Records
+--
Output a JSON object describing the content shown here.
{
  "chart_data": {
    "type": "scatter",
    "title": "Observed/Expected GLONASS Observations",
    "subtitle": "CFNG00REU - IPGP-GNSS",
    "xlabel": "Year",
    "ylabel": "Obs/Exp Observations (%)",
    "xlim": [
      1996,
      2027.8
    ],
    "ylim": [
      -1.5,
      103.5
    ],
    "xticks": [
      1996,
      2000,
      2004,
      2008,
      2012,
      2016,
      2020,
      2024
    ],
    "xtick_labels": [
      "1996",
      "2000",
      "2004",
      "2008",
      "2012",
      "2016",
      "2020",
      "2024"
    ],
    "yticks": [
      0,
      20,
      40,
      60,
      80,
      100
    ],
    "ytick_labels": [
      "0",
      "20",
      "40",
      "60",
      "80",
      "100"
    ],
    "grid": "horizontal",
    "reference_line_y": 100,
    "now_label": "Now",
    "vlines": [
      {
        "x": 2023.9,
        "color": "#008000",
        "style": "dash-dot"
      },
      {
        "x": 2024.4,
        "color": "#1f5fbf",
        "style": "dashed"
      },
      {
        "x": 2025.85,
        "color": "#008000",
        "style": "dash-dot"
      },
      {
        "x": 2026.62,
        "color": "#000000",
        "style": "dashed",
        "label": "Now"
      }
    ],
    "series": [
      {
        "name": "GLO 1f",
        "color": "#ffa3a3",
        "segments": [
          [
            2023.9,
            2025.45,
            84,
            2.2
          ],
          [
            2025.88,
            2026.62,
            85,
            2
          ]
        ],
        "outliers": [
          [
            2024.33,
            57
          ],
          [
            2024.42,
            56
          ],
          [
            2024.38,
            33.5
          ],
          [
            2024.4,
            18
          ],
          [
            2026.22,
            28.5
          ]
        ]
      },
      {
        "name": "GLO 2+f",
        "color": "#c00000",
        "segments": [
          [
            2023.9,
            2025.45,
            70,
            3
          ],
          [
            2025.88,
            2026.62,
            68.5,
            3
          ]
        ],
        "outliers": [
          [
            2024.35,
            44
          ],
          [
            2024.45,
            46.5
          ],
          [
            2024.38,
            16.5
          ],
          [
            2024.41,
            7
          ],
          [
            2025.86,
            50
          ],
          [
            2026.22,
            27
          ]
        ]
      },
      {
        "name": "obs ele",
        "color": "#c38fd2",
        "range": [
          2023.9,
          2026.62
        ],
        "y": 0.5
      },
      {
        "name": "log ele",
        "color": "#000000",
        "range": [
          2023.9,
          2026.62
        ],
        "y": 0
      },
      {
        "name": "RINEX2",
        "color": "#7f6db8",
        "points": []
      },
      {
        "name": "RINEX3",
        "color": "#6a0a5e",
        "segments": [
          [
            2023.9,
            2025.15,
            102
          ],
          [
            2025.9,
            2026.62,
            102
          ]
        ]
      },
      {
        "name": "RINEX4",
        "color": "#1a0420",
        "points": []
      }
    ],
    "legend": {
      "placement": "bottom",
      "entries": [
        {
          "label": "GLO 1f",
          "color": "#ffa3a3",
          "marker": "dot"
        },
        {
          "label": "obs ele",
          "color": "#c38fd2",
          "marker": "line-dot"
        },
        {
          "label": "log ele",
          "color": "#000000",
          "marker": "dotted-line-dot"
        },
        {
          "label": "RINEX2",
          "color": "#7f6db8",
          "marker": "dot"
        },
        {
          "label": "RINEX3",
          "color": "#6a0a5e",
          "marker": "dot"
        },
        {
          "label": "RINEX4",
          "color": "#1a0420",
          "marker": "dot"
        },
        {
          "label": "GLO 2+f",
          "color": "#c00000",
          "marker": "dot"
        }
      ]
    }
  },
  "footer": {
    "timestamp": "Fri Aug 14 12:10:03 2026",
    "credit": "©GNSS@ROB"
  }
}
+--
__Requirements__: State how many lines of the listing above include the word "Observations". Give nothing but the number.

__Complete answer__: 2